**Lines of data:**
— Start —
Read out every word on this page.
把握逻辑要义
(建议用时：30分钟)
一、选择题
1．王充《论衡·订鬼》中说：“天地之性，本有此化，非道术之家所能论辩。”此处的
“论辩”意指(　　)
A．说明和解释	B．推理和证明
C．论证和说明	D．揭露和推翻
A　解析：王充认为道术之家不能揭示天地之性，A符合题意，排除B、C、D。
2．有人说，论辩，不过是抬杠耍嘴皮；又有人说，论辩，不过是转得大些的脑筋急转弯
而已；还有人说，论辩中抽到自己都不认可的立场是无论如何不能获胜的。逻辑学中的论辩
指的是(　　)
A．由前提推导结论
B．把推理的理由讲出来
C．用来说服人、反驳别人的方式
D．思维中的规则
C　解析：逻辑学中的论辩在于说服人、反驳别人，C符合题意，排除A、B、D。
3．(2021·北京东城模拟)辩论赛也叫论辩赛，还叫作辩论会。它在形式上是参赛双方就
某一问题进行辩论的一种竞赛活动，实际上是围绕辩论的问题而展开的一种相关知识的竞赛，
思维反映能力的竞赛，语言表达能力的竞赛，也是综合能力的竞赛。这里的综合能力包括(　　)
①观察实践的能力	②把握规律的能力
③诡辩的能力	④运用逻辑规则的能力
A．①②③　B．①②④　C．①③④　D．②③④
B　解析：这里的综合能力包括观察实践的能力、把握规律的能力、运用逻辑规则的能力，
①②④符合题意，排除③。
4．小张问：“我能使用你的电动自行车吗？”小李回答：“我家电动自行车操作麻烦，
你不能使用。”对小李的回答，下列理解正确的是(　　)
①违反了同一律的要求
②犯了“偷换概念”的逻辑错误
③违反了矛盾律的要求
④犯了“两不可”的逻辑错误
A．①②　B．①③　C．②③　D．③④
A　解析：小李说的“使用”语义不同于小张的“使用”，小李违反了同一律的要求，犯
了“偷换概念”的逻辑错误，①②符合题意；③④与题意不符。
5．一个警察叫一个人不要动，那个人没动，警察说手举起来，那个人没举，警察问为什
— End —
**To do:** Print every record exactly as it was given.

**Solution for this problem:**
Read out every word on this page.
把握逻辑要义
(建议用时：30分钟)
一、选择题
1．王充《论衡·订鬼》中说：“天地之性，本有此化，非道术之家所能论辩。”此处的
“论辩”意指(　　)
A．说明和解释	B．推理和证明
C．论证和说明	D．揭露和推翻
A　解析：王充认为道术之家不能揭示天地之性，A符合题意，排除B、C、D。
2．有人说，论辩，不过是抬杠耍嘴皮；又有人说，论辩，不过是转得大些的脑筋急转弯
而已；还有人说，论辩中抽到自己都不认可的立场是无论如何不能获胜的。逻辑学中的论辩
指的是(　　)
A．由前提推导结论
B．把推理的理由讲出来
C．用来说服人、反驳别人的方式
D．思维中的规则
C　解析：逻辑学中的论辩在于说服人、反驳别人，C符合题意，排除A、B、D。
3．(2021·北京东城模拟)辩论赛也叫论辩赛，还叫作辩论会。它在形式上是参赛双方就
某一问题进行辩论的一种竞赛活动，实际上是围绕辩论的问题而展开的一种相关知识的竞赛，
思维反映能力的竞赛，语言表达能力的竞赛，也是综合能力的竞赛。这里的综合能力包括(　　)
①观察实践的能力	②把握规律的能力
③诡辩的能力	④运用逻辑规则的能力
A．①②③　B．①②④　C．①③④　D．②③④
B　解析：这里的综合能力包括观察实践的能力、把握规律的能力、运用逻辑规则的能力，
①②④符合题意，排除③。
4．小张问：“我能使用你的电动自行车吗？”小李回答：“我家电动自行车操作麻烦，
你不能使用。”对小李的回答，下列理解正确的是(　　)
①违反了同一律的要求
②犯了“偷换概念”的逻辑错误
③违反了矛盾律的要求
④犯了“两不可”的逻辑错误
A．①②　B．①③　C．②③　D．③④
A　解析：小李说的“使用”语义不同于小张的“使用”，小李违反了同一律的要求，犯
了“偷换概念”的逻辑错误，①②符合题意；③④与题意不符。
5．一个警察叫一个人不要动，那个人没动，警察说手举起来，那个人没举，警察问为什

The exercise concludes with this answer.